**What to work on**
Reply with one number: how many lines contain the word "Minh".

**Entries**

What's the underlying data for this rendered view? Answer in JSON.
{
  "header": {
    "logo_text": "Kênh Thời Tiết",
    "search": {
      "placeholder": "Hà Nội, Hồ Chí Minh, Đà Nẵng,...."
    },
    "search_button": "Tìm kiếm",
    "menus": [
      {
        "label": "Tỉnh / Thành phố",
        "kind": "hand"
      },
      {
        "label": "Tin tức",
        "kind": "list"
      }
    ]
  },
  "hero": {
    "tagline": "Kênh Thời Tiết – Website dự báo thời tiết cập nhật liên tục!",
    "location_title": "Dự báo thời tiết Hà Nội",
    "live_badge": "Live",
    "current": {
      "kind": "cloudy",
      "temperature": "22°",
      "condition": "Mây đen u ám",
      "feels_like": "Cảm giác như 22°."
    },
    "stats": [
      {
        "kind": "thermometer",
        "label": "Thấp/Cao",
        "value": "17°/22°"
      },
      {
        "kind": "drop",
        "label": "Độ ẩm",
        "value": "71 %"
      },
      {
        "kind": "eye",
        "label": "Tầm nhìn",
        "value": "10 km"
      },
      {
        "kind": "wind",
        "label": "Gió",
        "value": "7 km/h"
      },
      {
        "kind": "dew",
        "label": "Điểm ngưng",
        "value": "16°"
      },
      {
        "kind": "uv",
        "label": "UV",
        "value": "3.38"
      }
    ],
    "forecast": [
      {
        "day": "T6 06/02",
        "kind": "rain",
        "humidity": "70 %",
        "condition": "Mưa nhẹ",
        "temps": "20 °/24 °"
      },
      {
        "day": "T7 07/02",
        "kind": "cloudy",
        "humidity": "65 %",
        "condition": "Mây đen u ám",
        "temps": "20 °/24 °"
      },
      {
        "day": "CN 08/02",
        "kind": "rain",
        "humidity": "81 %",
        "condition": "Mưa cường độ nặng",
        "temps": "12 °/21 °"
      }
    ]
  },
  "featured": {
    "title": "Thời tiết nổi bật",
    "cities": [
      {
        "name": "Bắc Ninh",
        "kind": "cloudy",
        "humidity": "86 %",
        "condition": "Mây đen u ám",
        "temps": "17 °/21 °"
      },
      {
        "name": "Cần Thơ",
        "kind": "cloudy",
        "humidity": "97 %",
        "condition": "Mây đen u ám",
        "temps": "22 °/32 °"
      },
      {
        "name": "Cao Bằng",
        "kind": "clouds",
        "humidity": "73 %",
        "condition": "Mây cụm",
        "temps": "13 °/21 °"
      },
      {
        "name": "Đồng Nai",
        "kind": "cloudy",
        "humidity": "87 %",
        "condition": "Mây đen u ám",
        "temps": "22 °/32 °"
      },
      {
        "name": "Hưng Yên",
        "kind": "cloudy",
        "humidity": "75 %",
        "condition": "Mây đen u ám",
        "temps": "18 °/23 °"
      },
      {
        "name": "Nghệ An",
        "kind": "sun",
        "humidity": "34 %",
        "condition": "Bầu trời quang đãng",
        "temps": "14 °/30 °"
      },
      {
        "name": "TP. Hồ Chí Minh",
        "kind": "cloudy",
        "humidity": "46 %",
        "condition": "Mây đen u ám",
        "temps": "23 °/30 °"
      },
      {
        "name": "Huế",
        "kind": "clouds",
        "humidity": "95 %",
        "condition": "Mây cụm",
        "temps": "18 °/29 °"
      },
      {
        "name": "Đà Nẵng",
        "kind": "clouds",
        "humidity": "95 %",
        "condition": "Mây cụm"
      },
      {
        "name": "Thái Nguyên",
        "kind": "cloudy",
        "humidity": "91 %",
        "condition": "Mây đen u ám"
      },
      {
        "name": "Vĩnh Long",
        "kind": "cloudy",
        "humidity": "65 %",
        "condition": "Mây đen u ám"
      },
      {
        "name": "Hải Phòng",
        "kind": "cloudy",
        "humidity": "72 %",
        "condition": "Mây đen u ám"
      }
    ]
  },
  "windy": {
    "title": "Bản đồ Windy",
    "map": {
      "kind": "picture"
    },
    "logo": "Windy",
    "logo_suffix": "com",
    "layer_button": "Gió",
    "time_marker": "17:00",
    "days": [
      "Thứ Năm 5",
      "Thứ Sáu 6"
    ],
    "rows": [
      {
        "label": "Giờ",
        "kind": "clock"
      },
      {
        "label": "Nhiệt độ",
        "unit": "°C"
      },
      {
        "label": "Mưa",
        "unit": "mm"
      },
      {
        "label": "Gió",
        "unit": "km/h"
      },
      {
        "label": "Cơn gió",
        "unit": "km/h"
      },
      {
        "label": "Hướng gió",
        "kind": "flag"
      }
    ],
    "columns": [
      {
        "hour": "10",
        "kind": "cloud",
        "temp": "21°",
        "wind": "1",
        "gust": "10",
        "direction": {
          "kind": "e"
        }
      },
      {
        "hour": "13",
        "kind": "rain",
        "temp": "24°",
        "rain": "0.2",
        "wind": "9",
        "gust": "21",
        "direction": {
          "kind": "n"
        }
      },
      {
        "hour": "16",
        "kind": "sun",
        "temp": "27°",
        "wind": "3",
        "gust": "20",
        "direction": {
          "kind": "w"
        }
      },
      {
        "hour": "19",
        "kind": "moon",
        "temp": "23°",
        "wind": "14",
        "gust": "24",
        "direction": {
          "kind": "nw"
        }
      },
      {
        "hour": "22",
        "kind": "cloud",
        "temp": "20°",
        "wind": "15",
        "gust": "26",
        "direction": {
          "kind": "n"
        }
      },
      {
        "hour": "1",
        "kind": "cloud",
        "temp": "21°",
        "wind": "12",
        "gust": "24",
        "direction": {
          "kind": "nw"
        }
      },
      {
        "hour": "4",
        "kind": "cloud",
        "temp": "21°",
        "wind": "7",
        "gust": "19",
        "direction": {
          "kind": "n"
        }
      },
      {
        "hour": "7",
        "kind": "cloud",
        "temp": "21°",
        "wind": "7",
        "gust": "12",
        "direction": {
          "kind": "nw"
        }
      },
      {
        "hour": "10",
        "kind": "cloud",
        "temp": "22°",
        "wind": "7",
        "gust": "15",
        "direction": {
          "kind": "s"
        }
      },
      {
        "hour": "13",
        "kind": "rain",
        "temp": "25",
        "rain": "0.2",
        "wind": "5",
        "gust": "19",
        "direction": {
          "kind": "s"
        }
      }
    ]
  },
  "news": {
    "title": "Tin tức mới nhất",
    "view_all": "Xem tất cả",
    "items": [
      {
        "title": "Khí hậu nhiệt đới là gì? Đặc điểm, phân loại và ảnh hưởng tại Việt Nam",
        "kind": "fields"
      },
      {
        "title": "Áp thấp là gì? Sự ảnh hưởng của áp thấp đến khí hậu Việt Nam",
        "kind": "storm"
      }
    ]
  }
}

**Worked answer**
2